TASK INSTRUCTIONS: Report how many lines below contain the word "최대공약수는". Give only the number.

Data excerpts:
BEGIN

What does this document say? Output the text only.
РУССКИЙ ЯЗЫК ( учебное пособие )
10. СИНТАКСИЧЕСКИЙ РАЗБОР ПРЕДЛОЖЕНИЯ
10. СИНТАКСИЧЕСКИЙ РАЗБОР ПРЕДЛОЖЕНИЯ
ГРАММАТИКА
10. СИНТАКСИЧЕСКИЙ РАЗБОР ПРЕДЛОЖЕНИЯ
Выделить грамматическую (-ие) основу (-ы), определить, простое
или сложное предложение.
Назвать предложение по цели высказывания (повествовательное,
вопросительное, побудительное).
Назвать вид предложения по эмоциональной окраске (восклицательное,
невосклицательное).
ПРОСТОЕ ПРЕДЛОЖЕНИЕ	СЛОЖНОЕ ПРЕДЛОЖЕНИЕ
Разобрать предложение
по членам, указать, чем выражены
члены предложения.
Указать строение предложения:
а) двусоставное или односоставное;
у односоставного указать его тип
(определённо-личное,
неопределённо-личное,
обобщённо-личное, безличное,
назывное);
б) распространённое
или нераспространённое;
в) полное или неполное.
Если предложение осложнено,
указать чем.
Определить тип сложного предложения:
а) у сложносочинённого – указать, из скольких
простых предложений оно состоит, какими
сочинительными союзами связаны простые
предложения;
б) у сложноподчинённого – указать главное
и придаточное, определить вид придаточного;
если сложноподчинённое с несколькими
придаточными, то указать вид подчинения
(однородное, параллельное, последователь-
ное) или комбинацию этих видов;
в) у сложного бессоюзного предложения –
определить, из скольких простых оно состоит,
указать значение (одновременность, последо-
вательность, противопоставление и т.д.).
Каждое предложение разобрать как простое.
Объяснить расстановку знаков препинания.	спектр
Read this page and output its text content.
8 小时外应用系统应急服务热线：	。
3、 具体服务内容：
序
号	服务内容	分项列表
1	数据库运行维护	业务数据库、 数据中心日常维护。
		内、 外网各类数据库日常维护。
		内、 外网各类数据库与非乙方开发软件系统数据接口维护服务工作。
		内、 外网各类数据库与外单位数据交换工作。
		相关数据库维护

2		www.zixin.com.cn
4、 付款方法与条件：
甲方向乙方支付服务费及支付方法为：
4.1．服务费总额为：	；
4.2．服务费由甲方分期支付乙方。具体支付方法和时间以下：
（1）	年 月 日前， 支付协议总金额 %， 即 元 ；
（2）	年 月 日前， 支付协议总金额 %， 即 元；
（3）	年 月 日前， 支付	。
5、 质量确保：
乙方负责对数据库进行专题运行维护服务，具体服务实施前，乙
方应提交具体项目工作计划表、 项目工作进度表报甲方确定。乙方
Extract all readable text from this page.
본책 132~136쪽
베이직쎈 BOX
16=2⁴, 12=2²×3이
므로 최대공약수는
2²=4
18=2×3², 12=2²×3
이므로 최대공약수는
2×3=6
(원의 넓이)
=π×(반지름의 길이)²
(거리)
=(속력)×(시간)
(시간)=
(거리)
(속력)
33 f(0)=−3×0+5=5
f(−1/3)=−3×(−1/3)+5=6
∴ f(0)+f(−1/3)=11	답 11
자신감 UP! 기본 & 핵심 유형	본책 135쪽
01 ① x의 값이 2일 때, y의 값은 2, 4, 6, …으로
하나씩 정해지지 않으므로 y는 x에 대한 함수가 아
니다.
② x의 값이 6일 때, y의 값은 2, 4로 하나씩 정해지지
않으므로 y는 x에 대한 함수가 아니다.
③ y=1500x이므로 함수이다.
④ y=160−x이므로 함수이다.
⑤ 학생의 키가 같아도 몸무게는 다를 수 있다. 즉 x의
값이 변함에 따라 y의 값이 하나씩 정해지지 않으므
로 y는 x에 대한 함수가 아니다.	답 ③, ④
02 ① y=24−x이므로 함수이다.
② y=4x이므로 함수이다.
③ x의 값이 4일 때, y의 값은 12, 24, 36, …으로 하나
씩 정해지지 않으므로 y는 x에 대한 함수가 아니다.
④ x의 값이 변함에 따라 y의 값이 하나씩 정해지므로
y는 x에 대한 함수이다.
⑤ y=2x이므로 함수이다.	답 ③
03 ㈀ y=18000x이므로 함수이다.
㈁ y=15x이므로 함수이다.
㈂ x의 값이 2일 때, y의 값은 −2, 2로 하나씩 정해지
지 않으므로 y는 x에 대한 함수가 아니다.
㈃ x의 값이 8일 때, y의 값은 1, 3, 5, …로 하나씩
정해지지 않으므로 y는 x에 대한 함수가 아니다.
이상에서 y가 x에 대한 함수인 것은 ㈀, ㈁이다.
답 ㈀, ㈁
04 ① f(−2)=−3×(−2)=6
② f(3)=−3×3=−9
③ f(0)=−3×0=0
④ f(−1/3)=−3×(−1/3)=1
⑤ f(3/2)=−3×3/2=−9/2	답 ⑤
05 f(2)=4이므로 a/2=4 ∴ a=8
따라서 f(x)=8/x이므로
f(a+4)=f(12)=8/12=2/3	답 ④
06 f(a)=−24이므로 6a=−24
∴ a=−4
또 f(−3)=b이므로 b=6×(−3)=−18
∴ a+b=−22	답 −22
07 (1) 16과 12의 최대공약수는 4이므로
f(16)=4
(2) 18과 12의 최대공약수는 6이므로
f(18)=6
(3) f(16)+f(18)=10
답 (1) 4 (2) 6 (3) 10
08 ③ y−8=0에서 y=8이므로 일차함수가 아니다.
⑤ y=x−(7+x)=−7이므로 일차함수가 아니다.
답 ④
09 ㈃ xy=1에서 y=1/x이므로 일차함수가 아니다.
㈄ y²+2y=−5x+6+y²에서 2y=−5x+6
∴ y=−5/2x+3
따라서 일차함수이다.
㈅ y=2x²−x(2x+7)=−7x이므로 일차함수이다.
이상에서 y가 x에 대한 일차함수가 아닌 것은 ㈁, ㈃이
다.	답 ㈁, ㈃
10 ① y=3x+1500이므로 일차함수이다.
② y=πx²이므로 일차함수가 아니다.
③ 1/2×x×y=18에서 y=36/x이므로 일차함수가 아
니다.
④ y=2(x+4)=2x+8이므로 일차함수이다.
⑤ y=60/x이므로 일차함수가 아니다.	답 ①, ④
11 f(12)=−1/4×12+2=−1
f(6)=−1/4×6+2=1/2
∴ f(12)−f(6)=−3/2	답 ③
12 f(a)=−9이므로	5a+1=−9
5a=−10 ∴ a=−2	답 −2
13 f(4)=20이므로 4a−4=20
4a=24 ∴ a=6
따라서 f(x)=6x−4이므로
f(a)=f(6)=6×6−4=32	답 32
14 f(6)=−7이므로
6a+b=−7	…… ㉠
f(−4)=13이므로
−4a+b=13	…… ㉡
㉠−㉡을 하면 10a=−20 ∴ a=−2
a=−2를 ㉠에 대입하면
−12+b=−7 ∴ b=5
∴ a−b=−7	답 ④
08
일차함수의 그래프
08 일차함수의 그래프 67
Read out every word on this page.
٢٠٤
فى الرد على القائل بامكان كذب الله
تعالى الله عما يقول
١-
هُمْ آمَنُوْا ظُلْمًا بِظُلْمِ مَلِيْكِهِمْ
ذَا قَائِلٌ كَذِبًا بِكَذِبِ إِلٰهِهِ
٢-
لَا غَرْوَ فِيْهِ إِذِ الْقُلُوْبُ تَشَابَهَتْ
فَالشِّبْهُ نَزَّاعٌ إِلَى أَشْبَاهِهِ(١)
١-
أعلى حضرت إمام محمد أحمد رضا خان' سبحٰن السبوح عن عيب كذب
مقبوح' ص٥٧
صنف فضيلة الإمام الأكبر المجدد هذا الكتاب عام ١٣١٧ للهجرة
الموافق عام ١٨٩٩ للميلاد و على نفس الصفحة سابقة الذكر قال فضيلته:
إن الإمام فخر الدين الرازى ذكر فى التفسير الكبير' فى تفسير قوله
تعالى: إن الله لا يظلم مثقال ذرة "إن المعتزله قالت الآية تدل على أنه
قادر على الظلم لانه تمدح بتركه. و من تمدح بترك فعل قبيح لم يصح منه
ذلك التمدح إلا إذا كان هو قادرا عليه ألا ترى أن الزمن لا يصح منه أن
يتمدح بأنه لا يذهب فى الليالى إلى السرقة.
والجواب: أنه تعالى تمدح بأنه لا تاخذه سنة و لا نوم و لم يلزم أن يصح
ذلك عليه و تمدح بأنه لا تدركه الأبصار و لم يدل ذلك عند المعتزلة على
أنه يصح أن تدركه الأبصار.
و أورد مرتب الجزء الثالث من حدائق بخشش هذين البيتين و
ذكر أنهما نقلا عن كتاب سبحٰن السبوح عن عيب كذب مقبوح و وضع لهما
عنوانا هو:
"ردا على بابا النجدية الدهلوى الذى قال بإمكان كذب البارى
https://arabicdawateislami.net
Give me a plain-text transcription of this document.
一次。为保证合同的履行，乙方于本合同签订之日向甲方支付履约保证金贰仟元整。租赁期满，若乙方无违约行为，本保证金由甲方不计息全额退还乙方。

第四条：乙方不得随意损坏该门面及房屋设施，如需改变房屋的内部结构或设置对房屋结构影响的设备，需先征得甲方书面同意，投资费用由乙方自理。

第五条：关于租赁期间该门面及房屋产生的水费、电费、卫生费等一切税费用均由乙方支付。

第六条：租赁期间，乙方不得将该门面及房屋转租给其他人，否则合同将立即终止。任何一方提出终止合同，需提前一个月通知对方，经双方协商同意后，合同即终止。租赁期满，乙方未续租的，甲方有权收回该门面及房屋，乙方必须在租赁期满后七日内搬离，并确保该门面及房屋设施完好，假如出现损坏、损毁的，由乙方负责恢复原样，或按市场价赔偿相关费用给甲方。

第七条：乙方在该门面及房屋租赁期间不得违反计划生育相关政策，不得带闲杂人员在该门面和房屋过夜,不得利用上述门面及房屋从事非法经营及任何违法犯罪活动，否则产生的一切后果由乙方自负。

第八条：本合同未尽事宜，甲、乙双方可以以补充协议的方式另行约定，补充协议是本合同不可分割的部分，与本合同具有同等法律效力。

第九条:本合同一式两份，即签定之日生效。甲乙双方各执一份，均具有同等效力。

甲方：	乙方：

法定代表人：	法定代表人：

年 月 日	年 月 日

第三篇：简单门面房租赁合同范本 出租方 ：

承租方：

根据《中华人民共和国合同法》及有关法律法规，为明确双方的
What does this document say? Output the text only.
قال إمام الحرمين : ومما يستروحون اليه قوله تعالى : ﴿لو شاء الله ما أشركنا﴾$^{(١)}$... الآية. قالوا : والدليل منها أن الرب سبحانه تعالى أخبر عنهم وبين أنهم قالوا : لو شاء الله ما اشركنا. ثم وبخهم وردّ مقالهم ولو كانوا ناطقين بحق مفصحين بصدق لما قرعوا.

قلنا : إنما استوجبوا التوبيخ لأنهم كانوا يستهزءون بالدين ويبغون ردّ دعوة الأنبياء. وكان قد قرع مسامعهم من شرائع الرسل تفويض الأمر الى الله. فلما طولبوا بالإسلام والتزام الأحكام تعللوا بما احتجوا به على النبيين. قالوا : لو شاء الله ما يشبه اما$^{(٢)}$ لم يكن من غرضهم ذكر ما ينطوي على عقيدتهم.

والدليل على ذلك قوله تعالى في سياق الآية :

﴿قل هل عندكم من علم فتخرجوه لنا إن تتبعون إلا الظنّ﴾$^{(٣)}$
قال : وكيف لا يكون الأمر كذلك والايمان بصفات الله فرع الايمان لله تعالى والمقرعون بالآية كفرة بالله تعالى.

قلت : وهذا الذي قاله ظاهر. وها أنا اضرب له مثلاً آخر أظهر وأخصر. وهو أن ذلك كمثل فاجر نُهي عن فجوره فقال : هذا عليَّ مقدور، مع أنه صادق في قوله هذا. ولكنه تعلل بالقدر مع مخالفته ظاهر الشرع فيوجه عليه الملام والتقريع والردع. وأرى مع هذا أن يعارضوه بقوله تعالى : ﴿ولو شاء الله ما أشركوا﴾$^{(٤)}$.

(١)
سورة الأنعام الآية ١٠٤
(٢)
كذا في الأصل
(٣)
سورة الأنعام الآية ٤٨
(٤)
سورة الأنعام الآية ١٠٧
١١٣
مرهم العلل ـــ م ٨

END

RESPONSE: 4